**Aim**
Copy every line from the data below in which the string "Area" can be found.

**** Material for this task ****

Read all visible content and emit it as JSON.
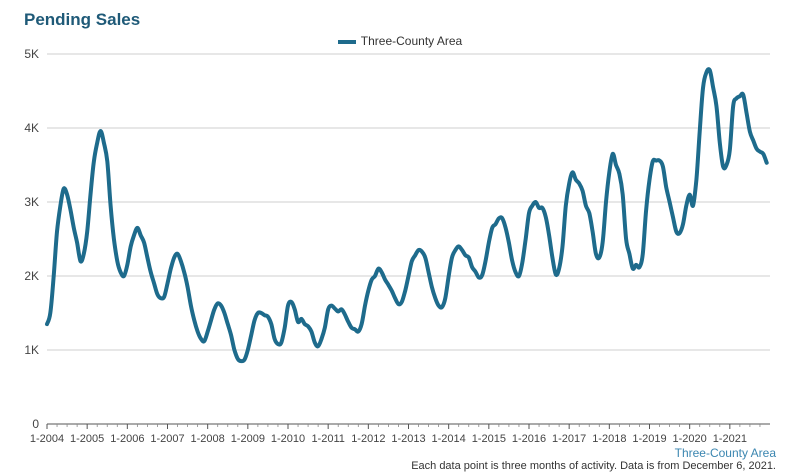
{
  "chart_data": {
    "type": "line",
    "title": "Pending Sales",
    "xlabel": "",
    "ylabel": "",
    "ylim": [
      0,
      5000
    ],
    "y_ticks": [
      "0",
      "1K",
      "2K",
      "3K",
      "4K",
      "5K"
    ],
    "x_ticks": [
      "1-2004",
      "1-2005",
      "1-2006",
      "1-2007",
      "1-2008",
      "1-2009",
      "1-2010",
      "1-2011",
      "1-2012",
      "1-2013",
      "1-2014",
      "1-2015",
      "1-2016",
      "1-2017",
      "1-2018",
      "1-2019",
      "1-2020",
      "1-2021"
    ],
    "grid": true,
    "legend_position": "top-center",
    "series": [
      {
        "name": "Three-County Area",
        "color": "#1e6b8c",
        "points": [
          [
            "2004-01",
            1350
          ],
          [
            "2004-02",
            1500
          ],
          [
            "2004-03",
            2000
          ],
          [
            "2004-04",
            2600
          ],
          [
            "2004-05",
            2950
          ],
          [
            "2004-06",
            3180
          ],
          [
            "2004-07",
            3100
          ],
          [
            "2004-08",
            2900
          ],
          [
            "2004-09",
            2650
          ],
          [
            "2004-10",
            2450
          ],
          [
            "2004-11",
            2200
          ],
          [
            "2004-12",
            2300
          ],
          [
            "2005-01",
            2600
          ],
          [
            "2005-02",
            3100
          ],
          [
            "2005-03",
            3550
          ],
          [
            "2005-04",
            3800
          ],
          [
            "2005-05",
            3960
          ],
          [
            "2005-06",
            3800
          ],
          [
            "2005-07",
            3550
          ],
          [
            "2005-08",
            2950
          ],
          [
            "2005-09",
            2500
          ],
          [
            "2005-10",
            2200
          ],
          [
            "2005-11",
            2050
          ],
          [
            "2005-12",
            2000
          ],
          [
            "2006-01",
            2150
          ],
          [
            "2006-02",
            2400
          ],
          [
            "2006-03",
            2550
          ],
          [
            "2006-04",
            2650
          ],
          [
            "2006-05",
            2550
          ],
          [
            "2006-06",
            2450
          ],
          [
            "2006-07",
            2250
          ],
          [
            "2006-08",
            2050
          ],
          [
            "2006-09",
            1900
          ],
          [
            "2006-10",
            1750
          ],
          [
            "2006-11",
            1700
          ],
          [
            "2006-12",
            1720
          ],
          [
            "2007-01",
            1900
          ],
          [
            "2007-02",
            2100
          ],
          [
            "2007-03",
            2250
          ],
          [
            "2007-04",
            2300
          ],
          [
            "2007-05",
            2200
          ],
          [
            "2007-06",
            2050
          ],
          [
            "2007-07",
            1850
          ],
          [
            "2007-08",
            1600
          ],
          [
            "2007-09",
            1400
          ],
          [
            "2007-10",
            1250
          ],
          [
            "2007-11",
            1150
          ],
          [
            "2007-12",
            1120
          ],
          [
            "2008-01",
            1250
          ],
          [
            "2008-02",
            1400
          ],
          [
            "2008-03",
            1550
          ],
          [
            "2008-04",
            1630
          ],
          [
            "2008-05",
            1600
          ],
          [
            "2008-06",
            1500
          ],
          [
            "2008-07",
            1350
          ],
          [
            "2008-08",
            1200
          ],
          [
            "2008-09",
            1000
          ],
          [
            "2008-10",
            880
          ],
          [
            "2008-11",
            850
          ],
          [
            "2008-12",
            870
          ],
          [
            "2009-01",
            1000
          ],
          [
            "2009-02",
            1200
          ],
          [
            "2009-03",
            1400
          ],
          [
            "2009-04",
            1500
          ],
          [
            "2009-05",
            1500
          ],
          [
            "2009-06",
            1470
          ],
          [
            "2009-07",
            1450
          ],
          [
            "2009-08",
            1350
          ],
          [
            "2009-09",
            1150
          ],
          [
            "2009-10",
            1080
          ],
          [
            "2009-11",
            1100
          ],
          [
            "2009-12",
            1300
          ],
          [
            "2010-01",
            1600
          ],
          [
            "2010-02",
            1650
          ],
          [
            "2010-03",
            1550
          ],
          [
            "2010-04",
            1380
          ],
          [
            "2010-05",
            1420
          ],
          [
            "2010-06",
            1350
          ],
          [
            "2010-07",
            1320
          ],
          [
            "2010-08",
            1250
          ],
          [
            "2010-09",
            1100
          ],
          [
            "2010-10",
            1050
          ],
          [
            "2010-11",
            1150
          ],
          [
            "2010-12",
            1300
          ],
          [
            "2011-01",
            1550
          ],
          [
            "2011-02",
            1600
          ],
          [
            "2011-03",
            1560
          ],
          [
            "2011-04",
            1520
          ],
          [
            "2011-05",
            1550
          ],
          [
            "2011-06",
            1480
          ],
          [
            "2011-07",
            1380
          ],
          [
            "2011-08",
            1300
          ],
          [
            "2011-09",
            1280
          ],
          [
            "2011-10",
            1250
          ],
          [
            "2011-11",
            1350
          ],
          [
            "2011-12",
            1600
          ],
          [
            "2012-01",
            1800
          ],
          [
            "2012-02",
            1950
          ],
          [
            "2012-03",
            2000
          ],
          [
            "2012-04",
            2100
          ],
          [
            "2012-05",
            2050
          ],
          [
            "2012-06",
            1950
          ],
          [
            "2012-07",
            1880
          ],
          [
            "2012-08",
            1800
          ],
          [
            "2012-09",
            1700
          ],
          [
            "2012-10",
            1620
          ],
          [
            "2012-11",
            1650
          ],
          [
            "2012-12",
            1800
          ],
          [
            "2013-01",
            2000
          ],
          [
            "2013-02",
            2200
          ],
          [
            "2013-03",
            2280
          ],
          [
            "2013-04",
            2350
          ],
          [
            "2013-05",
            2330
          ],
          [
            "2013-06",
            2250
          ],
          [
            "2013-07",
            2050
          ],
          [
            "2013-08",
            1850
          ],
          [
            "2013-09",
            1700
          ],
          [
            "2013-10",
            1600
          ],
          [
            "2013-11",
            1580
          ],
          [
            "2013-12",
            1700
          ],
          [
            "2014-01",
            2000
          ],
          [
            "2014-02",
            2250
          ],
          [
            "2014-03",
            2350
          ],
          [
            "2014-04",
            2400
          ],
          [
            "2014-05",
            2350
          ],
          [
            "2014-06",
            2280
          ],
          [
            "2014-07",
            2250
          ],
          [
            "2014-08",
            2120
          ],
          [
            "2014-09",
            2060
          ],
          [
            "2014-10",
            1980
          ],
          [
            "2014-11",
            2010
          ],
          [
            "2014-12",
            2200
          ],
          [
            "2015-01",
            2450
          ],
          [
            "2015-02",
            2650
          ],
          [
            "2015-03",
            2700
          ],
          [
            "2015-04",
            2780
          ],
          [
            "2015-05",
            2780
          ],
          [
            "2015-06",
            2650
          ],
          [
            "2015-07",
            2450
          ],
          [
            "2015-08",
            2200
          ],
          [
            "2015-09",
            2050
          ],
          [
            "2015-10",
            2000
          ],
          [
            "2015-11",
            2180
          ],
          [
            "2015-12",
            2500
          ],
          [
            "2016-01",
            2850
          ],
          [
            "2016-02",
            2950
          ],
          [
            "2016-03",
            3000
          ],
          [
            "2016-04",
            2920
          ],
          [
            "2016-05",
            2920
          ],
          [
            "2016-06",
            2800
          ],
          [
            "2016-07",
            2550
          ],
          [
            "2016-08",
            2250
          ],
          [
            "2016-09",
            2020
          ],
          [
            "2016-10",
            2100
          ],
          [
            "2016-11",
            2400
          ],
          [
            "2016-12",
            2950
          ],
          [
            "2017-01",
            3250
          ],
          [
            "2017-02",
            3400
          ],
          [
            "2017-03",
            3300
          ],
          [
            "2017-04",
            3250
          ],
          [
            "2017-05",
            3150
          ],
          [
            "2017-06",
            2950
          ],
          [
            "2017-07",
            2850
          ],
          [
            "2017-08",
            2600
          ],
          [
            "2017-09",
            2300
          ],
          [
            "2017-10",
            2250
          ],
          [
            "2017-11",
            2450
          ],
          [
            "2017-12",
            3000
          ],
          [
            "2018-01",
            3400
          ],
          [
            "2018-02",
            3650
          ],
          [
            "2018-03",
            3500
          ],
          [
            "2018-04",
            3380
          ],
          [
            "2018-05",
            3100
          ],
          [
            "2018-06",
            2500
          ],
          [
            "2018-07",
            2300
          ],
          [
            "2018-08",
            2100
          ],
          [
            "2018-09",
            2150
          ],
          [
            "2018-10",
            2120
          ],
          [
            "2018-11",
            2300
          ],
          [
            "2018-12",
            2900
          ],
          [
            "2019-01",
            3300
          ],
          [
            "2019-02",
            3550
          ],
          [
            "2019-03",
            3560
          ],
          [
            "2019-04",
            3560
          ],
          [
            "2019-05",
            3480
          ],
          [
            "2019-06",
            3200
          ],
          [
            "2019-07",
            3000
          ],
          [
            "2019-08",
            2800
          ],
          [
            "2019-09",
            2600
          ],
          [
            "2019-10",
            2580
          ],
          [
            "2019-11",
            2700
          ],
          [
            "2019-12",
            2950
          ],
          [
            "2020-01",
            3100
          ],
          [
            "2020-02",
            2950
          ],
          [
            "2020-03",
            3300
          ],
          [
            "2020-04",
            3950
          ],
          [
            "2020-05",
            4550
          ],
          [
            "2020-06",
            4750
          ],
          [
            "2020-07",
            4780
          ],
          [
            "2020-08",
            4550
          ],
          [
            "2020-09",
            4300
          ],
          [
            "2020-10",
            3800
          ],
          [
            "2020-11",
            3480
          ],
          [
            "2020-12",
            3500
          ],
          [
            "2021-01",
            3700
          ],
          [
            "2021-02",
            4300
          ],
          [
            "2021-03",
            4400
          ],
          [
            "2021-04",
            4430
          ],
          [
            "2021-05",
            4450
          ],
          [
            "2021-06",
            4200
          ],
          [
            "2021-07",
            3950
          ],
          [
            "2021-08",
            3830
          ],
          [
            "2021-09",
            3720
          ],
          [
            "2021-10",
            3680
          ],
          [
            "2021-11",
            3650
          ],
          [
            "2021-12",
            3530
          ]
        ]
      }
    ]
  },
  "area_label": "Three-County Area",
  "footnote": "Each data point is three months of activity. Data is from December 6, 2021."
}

****

**Response to this exercise**
        "name": "Three-County Area",
  "area_label": "Three-County Area",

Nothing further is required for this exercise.